__WRITTEN PROBLEM__
Read the lines that follow and pick out every one containing the word "вносятся".
▼
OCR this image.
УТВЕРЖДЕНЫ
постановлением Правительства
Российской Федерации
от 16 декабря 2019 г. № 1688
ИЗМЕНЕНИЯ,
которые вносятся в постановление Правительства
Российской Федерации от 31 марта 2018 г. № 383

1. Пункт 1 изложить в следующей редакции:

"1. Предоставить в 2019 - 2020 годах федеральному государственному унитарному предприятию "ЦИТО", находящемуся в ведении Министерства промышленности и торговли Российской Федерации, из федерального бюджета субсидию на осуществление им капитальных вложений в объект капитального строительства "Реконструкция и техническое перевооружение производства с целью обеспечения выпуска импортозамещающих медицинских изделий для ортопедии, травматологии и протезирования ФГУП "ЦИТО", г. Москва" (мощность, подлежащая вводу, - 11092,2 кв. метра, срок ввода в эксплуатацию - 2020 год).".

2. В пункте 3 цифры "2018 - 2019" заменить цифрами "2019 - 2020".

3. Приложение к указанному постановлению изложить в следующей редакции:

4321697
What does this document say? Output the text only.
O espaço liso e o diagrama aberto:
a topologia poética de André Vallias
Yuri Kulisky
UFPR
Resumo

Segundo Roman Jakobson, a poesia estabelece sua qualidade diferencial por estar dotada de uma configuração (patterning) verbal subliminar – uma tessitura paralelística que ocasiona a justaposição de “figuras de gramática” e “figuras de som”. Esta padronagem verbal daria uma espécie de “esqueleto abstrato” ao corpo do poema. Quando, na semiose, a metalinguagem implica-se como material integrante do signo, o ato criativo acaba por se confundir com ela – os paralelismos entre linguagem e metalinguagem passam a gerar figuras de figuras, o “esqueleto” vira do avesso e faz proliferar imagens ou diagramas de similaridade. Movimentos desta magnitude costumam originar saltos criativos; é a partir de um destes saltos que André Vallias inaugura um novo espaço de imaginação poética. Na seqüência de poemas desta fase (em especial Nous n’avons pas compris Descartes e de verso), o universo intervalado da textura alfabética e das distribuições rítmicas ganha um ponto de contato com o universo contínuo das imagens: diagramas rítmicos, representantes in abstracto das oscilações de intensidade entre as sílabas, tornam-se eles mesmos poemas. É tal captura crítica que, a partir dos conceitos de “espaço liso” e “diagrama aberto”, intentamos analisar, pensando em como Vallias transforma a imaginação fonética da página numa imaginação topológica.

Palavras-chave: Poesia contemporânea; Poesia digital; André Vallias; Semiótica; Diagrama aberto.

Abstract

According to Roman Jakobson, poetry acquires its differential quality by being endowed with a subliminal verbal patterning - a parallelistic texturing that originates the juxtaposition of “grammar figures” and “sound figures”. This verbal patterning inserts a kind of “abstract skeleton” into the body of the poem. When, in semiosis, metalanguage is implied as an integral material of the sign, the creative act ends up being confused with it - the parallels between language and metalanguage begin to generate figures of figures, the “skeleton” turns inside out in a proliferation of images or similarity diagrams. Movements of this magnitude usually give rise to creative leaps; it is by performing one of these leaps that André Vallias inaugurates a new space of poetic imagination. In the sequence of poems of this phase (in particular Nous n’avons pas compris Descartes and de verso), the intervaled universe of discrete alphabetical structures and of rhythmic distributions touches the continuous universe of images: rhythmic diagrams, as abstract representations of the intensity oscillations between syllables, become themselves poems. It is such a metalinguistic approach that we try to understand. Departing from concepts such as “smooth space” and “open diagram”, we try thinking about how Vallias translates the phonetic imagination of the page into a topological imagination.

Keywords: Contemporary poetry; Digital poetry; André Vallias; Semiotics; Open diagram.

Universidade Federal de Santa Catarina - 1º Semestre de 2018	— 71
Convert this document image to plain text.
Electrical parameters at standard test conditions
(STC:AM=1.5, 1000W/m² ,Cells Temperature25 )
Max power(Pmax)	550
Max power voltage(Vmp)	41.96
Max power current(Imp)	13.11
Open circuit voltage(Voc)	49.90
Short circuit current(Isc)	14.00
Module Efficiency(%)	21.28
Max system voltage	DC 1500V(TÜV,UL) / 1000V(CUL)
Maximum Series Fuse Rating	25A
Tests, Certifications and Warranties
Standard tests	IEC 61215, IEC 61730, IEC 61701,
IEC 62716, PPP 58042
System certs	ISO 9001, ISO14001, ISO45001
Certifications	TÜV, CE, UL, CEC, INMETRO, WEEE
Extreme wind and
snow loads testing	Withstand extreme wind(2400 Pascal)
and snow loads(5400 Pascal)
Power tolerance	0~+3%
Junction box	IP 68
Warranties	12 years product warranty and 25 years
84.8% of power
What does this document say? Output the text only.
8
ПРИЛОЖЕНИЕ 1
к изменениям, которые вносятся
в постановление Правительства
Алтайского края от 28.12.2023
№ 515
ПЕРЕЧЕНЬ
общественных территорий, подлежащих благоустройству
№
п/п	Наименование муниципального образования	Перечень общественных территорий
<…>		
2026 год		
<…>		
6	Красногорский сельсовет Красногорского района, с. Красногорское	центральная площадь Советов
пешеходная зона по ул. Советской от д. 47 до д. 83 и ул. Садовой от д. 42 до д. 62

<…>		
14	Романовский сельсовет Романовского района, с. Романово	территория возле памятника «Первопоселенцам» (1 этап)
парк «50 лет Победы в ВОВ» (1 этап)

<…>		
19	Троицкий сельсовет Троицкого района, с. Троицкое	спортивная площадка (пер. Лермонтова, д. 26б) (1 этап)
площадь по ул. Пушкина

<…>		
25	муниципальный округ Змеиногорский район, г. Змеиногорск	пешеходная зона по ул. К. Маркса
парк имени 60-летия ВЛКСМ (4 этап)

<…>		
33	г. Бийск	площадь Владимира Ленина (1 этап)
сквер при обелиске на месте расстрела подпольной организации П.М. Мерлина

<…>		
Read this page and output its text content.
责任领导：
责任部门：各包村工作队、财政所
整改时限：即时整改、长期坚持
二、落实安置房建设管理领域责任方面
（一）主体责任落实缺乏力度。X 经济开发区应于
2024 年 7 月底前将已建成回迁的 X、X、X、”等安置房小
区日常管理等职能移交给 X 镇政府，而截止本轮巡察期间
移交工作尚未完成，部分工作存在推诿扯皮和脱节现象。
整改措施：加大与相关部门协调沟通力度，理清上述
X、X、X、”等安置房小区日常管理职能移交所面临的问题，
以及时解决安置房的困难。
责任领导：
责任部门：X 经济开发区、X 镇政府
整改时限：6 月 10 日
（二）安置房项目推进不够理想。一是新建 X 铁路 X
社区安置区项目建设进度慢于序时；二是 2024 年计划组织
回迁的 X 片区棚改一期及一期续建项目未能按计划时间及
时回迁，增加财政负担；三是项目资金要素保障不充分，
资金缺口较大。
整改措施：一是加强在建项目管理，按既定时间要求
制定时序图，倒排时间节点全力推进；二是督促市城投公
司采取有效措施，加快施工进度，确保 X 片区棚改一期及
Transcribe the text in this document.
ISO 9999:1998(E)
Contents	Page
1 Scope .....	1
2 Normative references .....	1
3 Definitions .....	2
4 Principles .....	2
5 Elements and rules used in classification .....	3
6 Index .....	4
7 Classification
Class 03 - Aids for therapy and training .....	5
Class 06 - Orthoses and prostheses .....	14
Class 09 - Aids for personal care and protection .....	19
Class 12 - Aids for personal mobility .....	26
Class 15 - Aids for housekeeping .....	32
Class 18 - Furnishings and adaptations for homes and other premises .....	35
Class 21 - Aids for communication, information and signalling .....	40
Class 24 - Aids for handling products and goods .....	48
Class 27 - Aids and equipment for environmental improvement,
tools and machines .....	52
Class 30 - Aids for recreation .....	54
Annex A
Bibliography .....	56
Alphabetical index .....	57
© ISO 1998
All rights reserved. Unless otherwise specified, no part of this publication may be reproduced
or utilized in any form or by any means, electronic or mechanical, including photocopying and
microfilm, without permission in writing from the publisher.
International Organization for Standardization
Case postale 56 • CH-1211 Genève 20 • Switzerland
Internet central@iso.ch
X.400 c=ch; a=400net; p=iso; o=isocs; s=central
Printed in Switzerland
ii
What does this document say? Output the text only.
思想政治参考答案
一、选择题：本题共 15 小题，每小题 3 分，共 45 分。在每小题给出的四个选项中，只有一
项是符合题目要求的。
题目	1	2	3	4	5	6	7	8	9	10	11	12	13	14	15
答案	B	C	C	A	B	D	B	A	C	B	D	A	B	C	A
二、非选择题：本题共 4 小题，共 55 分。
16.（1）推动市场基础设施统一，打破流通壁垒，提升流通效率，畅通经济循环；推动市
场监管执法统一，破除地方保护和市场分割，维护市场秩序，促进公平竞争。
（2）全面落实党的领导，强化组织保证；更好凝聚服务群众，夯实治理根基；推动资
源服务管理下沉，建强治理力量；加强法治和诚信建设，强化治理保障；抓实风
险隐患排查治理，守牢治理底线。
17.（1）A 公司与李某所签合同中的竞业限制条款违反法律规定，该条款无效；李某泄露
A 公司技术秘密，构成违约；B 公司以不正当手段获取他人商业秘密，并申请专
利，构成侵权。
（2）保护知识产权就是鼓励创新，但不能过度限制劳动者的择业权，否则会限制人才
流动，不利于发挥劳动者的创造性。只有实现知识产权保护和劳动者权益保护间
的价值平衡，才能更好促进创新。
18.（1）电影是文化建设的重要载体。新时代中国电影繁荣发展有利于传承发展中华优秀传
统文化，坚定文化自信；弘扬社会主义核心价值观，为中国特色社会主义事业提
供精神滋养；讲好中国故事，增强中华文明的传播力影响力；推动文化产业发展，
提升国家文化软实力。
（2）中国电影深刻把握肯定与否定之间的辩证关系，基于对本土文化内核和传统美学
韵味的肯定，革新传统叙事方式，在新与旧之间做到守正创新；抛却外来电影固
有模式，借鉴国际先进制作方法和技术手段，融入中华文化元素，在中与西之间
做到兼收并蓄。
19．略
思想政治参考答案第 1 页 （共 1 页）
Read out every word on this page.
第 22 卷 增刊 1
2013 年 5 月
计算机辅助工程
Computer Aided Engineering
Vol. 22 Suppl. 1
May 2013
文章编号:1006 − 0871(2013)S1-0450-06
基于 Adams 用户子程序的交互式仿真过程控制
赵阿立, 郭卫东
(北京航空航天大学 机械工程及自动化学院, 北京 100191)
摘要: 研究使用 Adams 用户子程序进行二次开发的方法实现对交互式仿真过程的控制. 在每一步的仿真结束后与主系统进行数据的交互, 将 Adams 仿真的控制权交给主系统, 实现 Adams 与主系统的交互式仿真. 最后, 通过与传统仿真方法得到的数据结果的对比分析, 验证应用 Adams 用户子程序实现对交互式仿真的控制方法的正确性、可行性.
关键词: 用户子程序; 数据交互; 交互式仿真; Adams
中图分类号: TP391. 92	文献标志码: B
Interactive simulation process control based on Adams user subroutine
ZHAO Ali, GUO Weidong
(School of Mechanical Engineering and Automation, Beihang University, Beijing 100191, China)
▲
__REPLY TO THE EXERCISE__
которые вносятся в постановление Правительства
к изменениям, которые вносятся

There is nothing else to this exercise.